**Problem to solve:** Report the number of lines containing "name", with no other words.

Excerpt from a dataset
* * * * * * *

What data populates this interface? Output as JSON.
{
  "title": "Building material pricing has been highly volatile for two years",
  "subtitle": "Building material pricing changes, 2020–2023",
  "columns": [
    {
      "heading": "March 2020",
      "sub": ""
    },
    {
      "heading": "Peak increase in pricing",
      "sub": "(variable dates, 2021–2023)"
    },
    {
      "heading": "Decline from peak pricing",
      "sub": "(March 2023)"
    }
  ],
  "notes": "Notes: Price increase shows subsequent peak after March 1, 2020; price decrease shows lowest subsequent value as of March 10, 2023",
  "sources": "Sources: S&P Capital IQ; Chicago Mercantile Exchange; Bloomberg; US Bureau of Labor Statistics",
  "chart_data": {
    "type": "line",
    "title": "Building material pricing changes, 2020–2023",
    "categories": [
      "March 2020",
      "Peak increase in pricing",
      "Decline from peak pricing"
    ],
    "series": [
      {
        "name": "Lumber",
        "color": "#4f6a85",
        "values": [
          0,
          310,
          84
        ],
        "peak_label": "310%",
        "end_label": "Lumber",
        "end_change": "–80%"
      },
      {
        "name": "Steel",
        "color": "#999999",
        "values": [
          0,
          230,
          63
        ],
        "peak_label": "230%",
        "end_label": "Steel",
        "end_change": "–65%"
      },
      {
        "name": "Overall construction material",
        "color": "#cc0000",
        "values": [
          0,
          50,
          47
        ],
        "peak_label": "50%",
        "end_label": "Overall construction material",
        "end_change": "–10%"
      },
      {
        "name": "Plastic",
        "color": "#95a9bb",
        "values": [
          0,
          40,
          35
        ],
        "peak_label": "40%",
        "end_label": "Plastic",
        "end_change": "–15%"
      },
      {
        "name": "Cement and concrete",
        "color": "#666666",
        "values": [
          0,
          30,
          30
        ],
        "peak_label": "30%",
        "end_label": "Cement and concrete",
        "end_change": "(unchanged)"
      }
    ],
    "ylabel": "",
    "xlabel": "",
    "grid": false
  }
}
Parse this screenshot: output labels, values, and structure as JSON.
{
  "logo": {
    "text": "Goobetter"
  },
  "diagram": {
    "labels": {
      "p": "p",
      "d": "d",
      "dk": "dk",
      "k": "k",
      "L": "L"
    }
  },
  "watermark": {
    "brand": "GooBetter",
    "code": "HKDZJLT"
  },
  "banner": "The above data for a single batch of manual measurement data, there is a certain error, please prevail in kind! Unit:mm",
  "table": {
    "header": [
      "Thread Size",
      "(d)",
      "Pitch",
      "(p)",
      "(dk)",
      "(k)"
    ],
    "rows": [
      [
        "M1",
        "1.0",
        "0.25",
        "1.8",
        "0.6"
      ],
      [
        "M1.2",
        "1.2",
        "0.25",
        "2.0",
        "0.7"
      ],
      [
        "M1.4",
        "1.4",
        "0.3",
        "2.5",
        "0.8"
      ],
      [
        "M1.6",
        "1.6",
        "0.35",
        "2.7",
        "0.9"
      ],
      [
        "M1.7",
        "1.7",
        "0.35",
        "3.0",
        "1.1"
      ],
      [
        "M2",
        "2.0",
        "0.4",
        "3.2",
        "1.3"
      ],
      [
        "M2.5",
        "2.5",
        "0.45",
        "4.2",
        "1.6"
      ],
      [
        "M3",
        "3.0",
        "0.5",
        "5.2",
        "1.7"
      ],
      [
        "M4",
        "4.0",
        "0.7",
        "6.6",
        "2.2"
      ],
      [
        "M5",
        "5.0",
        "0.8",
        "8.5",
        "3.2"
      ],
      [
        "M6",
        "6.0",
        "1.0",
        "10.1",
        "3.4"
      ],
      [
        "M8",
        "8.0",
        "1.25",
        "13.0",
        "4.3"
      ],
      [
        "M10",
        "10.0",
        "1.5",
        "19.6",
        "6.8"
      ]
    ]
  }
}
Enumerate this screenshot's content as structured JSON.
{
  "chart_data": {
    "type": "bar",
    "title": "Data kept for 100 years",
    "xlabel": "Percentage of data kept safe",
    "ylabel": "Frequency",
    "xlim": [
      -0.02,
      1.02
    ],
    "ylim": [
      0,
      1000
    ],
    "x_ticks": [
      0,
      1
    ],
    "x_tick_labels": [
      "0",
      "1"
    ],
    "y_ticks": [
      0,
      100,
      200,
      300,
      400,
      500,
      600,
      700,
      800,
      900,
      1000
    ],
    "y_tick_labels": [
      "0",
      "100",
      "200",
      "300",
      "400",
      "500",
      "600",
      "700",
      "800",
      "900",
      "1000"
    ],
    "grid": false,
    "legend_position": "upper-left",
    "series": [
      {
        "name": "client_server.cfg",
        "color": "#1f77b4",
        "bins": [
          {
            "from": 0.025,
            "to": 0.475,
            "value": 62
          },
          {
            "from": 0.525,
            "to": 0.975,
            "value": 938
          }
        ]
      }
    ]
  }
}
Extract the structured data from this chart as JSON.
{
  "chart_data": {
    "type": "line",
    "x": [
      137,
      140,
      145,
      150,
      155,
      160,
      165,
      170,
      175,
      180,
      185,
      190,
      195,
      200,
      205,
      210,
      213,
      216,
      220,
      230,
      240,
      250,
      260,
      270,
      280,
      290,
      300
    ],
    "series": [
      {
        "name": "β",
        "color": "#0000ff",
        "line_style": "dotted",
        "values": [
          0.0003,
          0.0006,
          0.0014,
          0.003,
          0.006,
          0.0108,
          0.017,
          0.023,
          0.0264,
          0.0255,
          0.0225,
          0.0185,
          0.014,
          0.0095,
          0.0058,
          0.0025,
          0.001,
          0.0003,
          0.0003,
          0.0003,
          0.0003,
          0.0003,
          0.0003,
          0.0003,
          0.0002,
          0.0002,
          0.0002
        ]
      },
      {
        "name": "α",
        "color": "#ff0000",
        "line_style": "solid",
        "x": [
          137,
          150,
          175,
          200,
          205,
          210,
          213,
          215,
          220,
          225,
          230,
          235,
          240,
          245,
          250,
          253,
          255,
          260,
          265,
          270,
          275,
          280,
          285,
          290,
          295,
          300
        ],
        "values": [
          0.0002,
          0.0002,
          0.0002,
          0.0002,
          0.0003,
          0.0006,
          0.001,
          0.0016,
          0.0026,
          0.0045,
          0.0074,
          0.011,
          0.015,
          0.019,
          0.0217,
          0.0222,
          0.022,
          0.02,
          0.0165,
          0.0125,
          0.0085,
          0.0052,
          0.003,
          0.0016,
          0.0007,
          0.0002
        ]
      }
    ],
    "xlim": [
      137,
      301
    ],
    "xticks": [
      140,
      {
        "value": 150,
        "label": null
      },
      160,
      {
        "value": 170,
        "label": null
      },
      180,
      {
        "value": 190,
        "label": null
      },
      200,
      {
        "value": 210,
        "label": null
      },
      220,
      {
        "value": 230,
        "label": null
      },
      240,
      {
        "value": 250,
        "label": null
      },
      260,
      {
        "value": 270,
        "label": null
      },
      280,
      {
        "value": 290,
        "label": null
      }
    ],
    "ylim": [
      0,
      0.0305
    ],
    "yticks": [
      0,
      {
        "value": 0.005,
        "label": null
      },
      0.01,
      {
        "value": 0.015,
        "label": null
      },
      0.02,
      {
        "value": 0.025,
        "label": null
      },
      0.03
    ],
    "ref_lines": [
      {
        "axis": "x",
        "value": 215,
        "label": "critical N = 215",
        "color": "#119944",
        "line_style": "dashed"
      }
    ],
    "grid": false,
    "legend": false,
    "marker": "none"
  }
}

* * * * * * *

**Task answer:** 8